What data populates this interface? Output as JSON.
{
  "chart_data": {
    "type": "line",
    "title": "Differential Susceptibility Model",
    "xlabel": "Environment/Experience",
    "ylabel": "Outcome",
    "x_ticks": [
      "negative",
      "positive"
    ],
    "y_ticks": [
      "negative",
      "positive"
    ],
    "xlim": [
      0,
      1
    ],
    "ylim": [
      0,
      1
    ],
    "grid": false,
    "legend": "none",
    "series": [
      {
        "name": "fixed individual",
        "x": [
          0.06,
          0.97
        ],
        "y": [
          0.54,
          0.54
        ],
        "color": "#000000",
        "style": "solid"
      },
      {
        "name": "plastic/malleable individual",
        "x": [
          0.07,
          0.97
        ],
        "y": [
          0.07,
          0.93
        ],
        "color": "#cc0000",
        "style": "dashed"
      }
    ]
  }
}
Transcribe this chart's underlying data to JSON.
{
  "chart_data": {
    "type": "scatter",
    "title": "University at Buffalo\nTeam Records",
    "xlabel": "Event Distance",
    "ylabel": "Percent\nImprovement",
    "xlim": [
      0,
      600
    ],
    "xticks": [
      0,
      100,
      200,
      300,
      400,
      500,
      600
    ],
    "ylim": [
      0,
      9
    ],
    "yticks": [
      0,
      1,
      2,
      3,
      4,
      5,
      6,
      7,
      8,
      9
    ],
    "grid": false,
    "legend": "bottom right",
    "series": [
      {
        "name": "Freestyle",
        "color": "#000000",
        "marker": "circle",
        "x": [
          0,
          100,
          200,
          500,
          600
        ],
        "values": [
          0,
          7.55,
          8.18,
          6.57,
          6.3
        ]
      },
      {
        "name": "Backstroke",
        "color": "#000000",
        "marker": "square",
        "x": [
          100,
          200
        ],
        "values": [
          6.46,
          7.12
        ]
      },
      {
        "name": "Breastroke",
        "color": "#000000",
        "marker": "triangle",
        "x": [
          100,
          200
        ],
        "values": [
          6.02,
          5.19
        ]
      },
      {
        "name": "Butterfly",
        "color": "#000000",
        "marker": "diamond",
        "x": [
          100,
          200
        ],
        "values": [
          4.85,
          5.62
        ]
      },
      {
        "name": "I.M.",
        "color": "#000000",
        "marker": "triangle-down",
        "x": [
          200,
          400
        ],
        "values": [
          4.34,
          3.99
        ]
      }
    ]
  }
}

....

SET TASK:
Copy each line of the records above that carries the word "ylabel".

SOLUTION TO THIS TASK:
    "ylabel": "Outcome",
    "ylabel": "Percent\nImprovement",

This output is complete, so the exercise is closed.